■ Extrait du document ■
---+---

Trois médias coréens ; à savoir CBS, CTS et Kukmin Ilbo, ont publié un reportage sur la manifestation factice contre l’Église de Dieu Tout-Puissant en Corée. Dans leur combat acharné contre des « sectes » dont ils ne partagent pas la théologie, ils se sont ligués avec les persécuteurs et le Parti communiste chinois contre des réfugiés sans défense. Ci-après la lettre que notre rédacteur en chef leur a adressée.
Messieurs,
Je m’adresse à vous en ma qualité de directeur général du CESNUR (Centre d’étude sur les nouvelles religions), le plus important réseau mondial de chercheurs spécialistes des nouveaux mouvements religieux. Je suis également rédacteur en chef du quotidien magazine Bitter Winter, une parution traitant des persécutions religieuses et des droits de l’Homme en Chine. Mon expertise en matière de nouveaux mouvements religieux basés en Chine a été reconnue par les autorités chinoises qui m’ont à maintes reprises invité dans ce pays pour y tenir des conférences sur les nouveaux mouvements religieux chinois, notamment sur l’Église de Dieu Tout-Puissant (voir par exemple https://kknews.cc/society/rrr2m8o.html).

---+---

■ Matériel fourni ■

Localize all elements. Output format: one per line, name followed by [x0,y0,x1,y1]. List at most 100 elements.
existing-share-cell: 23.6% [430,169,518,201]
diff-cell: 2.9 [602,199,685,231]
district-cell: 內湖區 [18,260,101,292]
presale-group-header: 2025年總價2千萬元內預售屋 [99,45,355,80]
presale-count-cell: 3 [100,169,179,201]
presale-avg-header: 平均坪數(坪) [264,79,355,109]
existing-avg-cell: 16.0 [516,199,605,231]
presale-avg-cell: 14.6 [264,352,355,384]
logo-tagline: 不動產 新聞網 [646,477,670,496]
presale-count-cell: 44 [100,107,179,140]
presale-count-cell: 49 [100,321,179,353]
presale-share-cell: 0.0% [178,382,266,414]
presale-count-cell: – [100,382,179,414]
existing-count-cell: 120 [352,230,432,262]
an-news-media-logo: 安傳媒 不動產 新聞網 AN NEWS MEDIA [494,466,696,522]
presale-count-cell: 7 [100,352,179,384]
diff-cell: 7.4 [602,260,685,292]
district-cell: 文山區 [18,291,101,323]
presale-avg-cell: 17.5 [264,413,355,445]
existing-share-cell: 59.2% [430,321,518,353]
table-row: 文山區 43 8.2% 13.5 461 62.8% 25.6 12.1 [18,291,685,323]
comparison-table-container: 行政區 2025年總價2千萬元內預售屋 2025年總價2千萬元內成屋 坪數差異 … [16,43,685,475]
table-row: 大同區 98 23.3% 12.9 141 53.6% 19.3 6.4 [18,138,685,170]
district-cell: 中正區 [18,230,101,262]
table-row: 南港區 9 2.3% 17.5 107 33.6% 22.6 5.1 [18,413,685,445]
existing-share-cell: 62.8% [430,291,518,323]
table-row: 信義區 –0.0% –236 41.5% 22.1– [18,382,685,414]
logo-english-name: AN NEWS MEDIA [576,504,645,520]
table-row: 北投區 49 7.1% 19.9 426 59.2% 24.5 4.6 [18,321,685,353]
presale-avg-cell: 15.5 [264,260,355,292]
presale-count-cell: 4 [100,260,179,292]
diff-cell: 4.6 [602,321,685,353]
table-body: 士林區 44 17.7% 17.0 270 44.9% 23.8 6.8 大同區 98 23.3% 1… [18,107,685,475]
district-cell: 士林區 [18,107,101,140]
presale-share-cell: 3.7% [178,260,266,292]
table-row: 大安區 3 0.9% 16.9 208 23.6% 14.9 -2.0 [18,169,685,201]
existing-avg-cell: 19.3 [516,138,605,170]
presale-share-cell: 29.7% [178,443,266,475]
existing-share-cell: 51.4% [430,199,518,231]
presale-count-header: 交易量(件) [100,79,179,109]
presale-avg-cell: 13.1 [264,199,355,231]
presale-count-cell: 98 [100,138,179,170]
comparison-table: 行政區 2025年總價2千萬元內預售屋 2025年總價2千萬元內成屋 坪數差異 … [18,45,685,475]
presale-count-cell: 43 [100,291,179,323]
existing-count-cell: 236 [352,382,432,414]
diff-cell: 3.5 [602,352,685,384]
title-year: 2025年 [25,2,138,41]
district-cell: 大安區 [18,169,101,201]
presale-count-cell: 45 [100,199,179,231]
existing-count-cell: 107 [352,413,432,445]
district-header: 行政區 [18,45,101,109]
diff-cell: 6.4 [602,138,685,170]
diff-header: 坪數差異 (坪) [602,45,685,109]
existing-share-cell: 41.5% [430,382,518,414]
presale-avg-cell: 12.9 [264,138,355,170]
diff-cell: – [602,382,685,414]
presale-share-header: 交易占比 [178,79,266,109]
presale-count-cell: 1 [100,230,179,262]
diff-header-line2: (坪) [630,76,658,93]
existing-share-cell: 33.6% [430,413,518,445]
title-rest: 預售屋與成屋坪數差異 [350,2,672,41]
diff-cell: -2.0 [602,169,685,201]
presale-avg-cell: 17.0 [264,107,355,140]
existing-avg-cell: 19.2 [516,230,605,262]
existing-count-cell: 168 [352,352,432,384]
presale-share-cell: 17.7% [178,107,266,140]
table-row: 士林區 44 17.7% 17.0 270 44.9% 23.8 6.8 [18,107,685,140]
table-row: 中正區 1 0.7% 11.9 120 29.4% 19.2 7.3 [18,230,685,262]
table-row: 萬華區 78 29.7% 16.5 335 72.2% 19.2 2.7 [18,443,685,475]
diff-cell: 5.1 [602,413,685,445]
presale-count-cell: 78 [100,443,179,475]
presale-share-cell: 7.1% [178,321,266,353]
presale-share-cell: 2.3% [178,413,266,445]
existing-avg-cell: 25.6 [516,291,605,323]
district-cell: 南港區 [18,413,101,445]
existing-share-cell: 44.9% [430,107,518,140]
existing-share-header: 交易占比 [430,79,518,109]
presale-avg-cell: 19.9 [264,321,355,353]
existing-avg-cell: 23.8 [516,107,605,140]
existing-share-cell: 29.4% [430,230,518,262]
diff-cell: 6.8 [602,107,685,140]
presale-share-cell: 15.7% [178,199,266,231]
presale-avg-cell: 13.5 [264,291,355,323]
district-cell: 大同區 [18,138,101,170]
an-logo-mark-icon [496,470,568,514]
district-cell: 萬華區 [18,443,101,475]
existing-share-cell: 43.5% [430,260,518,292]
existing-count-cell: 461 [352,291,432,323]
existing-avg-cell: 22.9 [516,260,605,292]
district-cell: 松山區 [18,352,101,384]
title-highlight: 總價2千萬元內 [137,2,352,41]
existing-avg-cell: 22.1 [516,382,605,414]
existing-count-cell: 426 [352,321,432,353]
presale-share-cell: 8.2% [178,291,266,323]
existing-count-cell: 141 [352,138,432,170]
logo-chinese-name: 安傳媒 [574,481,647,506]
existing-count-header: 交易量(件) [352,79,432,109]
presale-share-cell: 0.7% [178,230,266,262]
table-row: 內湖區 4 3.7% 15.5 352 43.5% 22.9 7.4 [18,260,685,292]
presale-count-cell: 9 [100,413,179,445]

---+---

■ Travail à effectuer ■
1. Présentez sous forme de liste le paragraphe de l'extrait sur l'Église de Dieu Tout-Puissant qui commence par « Je m'adresse à vous », en conservant ses informations essentielles.
2. Rédigez la suite de l'extrait sur l'Église de Dieu Tout-Puissant, à partir de sa dernière phrase.

■ Résultats de l'exercice ■
1.
- L'auteur est directeur général du CESNUR (Centre d'étude sur les nouvelles religions), le plus important réseau mondial de chercheurs spécialistes des nouveaux mouvements religieux.
- Il est rédacteur en chef de Bitter Winter, magazine quotidien consacré aux persécutions religieuses et aux droits de l'Homme en Chine.
- Les autorités chinoises ont reconnu son expertise sur les nouveaux mouvements religieux basés en Chine. Elles l'ont invité à plusieurs reprises à y donner des conférences, notamment sur l'Église de Dieu Tout-Puissant.

2.
J’ai suivi votre reportage sur les manifestations contre les réfugiés de l’Église de Dieu Tout-Puissant (EDTP) en Corée du Sud, et je crains que vous ayez fourni des informations inexactes à vos lecteurs.
1. Il est de notoriété publique que l’EDTP est lourdement persécutée en China et plusieurs ONG ont fait état de centaines de milliers d’arrestations, de nombreux cas de tortures et d’exécutions extrajudiciaires. Les membres de l’EDTP en exil courent le risque d’être arrêtés si jamais ils retournaient en Chine. Pour des observations générales, consulter l’article du professeur Pier Luigi Zoccatelli, https://cesnur.net/wp-content/uploads/2018/02/tjoc_2_1_1_zoccatelli.pdf.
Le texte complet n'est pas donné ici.